### What is being asked:
Exactly as written, print each record in the listing.

### Stored data:
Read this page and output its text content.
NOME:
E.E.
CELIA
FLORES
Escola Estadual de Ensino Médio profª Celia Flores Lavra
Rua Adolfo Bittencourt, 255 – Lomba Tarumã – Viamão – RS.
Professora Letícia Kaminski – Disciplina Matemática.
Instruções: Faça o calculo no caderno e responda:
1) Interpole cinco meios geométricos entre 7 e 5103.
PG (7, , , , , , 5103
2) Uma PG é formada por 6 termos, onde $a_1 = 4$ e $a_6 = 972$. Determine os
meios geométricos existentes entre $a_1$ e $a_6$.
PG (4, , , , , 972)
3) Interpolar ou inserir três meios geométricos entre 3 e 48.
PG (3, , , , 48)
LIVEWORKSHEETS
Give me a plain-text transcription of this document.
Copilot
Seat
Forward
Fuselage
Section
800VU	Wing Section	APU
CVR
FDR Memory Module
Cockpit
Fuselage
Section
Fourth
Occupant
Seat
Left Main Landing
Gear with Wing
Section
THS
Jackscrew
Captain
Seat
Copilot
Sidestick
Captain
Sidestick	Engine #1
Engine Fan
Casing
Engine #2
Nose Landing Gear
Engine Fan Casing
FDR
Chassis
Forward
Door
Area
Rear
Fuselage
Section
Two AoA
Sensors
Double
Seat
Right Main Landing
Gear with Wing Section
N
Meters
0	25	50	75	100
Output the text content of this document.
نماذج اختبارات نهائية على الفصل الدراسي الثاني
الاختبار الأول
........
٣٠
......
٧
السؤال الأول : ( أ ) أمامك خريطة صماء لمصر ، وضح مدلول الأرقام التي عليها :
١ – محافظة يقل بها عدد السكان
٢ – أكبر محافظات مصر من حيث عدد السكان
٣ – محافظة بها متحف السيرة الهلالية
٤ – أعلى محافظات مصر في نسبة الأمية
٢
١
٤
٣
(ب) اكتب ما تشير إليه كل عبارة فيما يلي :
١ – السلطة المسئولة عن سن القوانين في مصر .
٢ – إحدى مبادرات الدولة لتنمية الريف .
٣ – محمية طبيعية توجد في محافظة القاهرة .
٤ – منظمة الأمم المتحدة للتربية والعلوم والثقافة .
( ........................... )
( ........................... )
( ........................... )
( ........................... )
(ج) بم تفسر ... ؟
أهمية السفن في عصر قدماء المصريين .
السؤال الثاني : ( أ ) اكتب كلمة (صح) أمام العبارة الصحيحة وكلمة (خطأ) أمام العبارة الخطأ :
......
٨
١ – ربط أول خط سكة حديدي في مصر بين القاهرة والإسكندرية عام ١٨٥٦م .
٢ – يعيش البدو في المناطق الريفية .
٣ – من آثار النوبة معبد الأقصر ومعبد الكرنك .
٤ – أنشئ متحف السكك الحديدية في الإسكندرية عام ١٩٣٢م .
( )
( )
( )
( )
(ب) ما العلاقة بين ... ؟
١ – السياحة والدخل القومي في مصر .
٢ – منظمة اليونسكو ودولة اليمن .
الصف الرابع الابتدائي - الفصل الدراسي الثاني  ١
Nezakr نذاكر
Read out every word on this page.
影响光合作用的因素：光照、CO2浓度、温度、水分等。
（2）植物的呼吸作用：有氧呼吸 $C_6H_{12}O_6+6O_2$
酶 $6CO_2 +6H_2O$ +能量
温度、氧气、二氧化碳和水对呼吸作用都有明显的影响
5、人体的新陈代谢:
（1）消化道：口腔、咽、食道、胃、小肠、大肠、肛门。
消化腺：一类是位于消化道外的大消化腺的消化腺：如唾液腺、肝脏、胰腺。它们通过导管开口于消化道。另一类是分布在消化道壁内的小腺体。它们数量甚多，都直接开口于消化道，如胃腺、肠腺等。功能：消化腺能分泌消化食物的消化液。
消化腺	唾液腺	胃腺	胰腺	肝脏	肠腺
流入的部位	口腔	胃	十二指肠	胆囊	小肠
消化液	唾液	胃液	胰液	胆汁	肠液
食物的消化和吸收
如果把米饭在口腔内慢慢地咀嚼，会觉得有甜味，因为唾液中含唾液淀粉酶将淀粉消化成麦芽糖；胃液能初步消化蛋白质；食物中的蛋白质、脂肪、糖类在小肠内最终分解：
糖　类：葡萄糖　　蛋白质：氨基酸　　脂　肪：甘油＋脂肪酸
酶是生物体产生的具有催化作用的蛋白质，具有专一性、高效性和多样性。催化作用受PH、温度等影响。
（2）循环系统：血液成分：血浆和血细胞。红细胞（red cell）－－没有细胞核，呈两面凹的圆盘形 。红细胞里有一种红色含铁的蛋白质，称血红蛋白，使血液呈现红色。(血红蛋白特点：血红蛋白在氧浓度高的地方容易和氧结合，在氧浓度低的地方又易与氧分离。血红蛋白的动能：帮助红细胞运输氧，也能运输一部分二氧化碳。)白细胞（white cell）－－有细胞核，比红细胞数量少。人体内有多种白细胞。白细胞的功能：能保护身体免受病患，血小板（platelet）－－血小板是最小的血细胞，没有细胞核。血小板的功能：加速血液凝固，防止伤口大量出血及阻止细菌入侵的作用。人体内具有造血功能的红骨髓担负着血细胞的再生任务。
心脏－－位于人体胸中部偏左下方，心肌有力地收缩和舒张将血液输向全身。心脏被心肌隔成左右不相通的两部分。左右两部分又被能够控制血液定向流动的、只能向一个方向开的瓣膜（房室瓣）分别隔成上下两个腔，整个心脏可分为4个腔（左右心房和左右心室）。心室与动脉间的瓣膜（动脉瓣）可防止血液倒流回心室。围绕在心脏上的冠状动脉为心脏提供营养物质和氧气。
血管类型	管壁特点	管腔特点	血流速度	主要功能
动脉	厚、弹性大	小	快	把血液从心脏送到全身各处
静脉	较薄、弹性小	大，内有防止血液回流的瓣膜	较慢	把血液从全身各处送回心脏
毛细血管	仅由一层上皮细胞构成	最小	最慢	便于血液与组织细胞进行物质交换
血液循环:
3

### Full output:
Read this page and output its text content.
NOME:
E.E.
CELIA
FLORES
Escola Estadual de Ensino Médio profª Celia Flores Lavra
Rua Adolfo Bittencourt, 255 – Lomba Tarumã – Viamão – RS.
Professora Letícia Kaminski – Disciplina Matemática.
Instruções: Faça o calculo no caderno e responda:
1) Interpole cinco meios geométricos entre 7 e 5103.
PG (7, , , , , , 5103
2) Uma PG é formada por 6 termos, onde $a_1 = 4$ e $a_6 = 972$. Determine os
meios geométricos existentes entre $a_1$ e $a_6$.
PG (4, , , , , 972)
3) Interpolar ou inserir três meios geométricos entre 3 e 48.
PG (3, , , , 48)
LIVEWORKSHEETS
Give me a plain-text transcription of this document.
Copilot
Seat
Forward
Fuselage
Section
800VU	Wing Section	APU
CVR
FDR Memory Module
Cockpit
Fuselage
Section
Fourth
Occupant
Seat
Left Main Landing
Gear with Wing
Section
THS
Jackscrew
Captain
Seat
Copilot
Sidestick
Captain
Sidestick	Engine #1
Engine Fan
Casing
Engine #2
Nose Landing Gear
Engine Fan Casing
FDR
Chassis
Forward
Door
Area
Rear
Fuselage
Section
Two AoA
Sensors
Double
Seat
Right Main Landing
Gear with Wing Section
N
Meters
0	25	50	75	100
Output the text content of this document.
نماذج اختبارات نهائية على الفصل الدراسي الثاني
الاختبار الأول
........
٣٠
......
٧
السؤال الأول : ( أ ) أمامك خريطة صماء لمصر ، وضح مدلول الأرقام التي عليها :
١ – محافظة يقل بها عدد السكان
٢ – أكبر محافظات مصر من حيث عدد السكان
٣ – محافظة بها متحف السيرة الهلالية
٤ – أعلى محافظات مصر في نسبة الأمية
٢
١
٤
٣
(ب) اكتب ما تشير إليه كل عبارة فيما يلي :
١ – السلطة المسئولة عن سن القوانين في مصر .
٢ – إحدى مبادرات الدولة لتنمية الريف .
٣ – محمية طبيعية توجد في محافظة القاهرة .
٤ – منظمة الأمم المتحدة للتربية والعلوم والثقافة .
( ........................... )
( ........................... )
( ........................... )
( ........................... )
(ج) بم تفسر ... ؟
أهمية السفن في عصر قدماء المصريين .
السؤال الثاني : ( أ ) اكتب كلمة (صح) أمام العبارة الصحيحة وكلمة (خطأ) أمام العبارة الخطأ :
......
٨
١ – ربط أول خط سكة حديدي في مصر بين القاهرة والإسكندرية عام ١٨٥٦م .
٢ – يعيش البدو في المناطق الريفية .
٣ – من آثار النوبة معبد الأقصر ومعبد الكرنك .
٤ – أنشئ متحف السكك الحديدية في الإسكندرية عام ١٩٣٢م .
( )
( )
( )
( )
(ب) ما العلاقة بين ... ؟
١ – السياحة والدخل القومي في مصر .
٢ – منظمة اليونسكو ودولة اليمن .
الصف الرابع الابتدائي - الفصل الدراسي الثاني  ١
Nezakr نذاكر
Read out every word on this page.
影响光合作用的因素：光照、CO2浓度、温度、水分等。
（2）植物的呼吸作用：有氧呼吸 $C_6H_{12}O_6+6O_2$
酶 $6CO_2 +6H_2O$ +能量
温度、氧气、二氧化碳和水对呼吸作用都有明显的影响
5、人体的新陈代谢:
（1）消化道：口腔、咽、食道、胃、小肠、大肠、肛门。
消化腺：一类是位于消化道外的大消化腺的消化腺：如唾液腺、肝脏、胰腺。它们通过导管开口于消化道。另一类是分布在消化道壁内的小腺体。它们数量甚多，都直接开口于消化道，如胃腺、肠腺等。功能：消化腺能分泌消化食物的消化液。
消化腺	唾液腺	胃腺	胰腺	肝脏	肠腺
流入的部位	口腔	胃	十二指肠	胆囊	小肠
消化液	唾液	胃液	胰液	胆汁	肠液
食物的消化和吸收
如果把米饭在口腔内慢慢地咀嚼，会觉得有甜味，因为唾液中含唾液淀粉酶将淀粉消化成麦芽糖；胃液能初步消化蛋白质；食物中的蛋白质、脂肪、糖类在小肠内最终分解：
糖　类：葡萄糖　　蛋白质：氨基酸　　脂　肪：甘油＋脂肪酸
酶是生物体产生的具有催化作用的蛋白质，具有专一性、高效性和多样性。催化作用受PH、温度等影响。
（2）循环系统：血液成分：血浆和血细胞。红细胞（red cell）－－没有细胞核，呈两面凹的圆盘形 。红细胞里有一种红色含铁的蛋白质，称血红蛋白，使血液呈现红色。(血红蛋白特点：血红蛋白在氧浓度高的地方容易和氧结合，在氧浓度低的地方又易与氧分离。血红蛋白的动能：帮助红细胞运输氧，也能运输一部分二氧化碳。)白细胞（white cell）－－有细胞核，比红细胞数量少。人体内有多种白细胞。白细胞的功能：能保护身体免受病患，血小板（platelet）－－血小板是最小的血细胞，没有细胞核。血小板的功能：加速血液凝固，防止伤口大量出血及阻止细菌入侵的作用。人体内具有造血功能的红骨髓担负着血细胞的再生任务。
心脏－－位于人体胸中部偏左下方，心肌有力地收缩和舒张将血液输向全身。心脏被心肌隔成左右不相通的两部分。左右两部分又被能够控制血液定向流动的、只能向一个方向开的瓣膜（房室瓣）分别隔成上下两个腔，整个心脏可分为4个腔（左右心房和左右心室）。心室与动脉间的瓣膜（动脉瓣）可防止血液倒流回心室。围绕在心脏上的冠状动脉为心脏提供营养物质和氧气。
血管类型	管壁特点	管腔特点	血流速度	主要功能
动脉	厚、弹性大	小	快	把血液从心脏送到全身各处
静脉	较薄、弹性小	大，内有防止血液回流的瓣膜	较慢	把血液从全身各处送回心脏
毛细血管	仅由一层上皮细胞构成	最小	最慢	便于血液与组织细胞进行物质交换
血液循环:
3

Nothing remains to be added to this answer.